Given instruction
Extract the full set of records, then give each one again exactly.

· · · · ·

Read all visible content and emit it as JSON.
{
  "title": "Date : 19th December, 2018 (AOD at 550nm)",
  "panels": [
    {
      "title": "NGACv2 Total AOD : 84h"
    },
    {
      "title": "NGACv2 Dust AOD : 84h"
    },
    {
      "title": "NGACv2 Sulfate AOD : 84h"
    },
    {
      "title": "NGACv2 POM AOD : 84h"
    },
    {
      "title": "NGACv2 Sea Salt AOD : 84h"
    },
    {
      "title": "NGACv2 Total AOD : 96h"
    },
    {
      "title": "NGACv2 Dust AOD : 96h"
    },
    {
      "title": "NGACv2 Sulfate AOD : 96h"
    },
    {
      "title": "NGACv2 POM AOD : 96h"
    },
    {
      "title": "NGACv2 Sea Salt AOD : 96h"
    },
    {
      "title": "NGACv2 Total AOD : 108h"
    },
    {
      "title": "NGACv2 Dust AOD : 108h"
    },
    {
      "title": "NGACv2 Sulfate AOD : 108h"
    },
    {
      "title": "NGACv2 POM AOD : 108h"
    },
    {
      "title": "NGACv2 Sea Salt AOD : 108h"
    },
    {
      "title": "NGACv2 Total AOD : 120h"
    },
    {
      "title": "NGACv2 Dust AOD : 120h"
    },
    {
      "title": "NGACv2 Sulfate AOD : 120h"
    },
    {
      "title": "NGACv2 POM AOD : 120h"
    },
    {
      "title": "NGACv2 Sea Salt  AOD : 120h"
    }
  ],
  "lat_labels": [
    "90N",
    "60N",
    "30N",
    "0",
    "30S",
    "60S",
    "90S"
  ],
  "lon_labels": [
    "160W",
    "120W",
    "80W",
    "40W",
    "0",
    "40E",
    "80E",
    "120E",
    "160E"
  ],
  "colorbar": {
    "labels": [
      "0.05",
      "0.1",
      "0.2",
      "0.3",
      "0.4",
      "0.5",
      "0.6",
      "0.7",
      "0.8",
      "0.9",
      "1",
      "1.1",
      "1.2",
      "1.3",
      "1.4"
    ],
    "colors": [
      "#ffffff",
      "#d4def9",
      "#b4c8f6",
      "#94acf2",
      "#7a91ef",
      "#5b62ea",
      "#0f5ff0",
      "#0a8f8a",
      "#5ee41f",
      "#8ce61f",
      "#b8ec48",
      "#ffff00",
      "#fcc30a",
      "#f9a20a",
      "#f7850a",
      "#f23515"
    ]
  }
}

· · · · ·

Task answer
Read all visible content and emit it as JSON.
{
  "title": "Date : 19th December, 2018 (AOD at 550nm)",
  "panels": [
    {
      "title": "NGACv2 Total AOD : 84h"
    },
    {
      "title": "NGACv2 Dust AOD : 84h"
    },
    {
      "title": "NGACv2 Sulfate AOD : 84h"
    },
    {
      "title": "NGACv2 POM AOD : 84h"
    },
    {
      "title": "NGACv2 Sea Salt AOD : 84h"
    },
    {
      "title": "NGACv2 Total AOD : 96h"
    },
    {
      "title": "NGACv2 Dust AOD : 96h"
    },
    {
      "title": "NGACv2 Sulfate AOD : 96h"
    },
    {
      "title": "NGACv2 POM AOD : 96h"
    },
    {
      "title": "NGACv2 Sea Salt AOD : 96h"
    },
    {
      "title": "NGACv2 Total AOD : 108h"
    },
    {
      "title": "NGACv2 Dust AOD : 108h"
    },
    {
      "title": "NGACv2 Sulfate AOD : 108h"
    },
    {
      "title": "NGACv2 POM AOD : 108h"
    },
    {
      "title": "NGACv2 Sea Salt AOD : 108h"
    },
    {
      "title": "NGACv2 Total AOD : 120h"
    },
    {
      "title": "NGACv2 Dust AOD : 120h"
    },
    {
      "title": "NGACv2 Sulfate AOD : 120h"
    },
    {
      "title": "NGACv2 POM AOD : 120h"
    },
    {
      "title": "NGACv2 Sea Salt  AOD : 120h"
    }
  ],
  "lat_labels": [
    "90N",
    "60N",
    "30N",
    "0",
    "30S",
    "60S",
    "90S"
  ],
  "lon_labels": [
    "160W",
    "120W",
    "80W",
    "40W",
    "0",
    "40E",
    "80E",
    "120E",
    "160E"
  ],
  "colorbar": {
    "labels": [
      "0.05",
      "0.1",
      "0.2",
      "0.3",
      "0.4",
      "0.5",
      "0.6",
      "0.7",
      "0.8",
      "0.9",
      "1",
      "1.1",
      "1.2",
      "1.3",
      "1.4"
    ],
    "colors": [
      "#ffffff",
      "#d4def9",
      "#b4c8f6",
      "#94acf2",
      "#7a91ef",
      "#5b62ea",
      "#0f5ff0",
      "#0a8f8a",
      "#5ee41f",
      "#8ce61f",
      "#b8ec48",
      "#ffff00",
      "#fcc30a",
      "#f9a20a",
      "#f7850a",
      "#f23515"
    ]
  }
}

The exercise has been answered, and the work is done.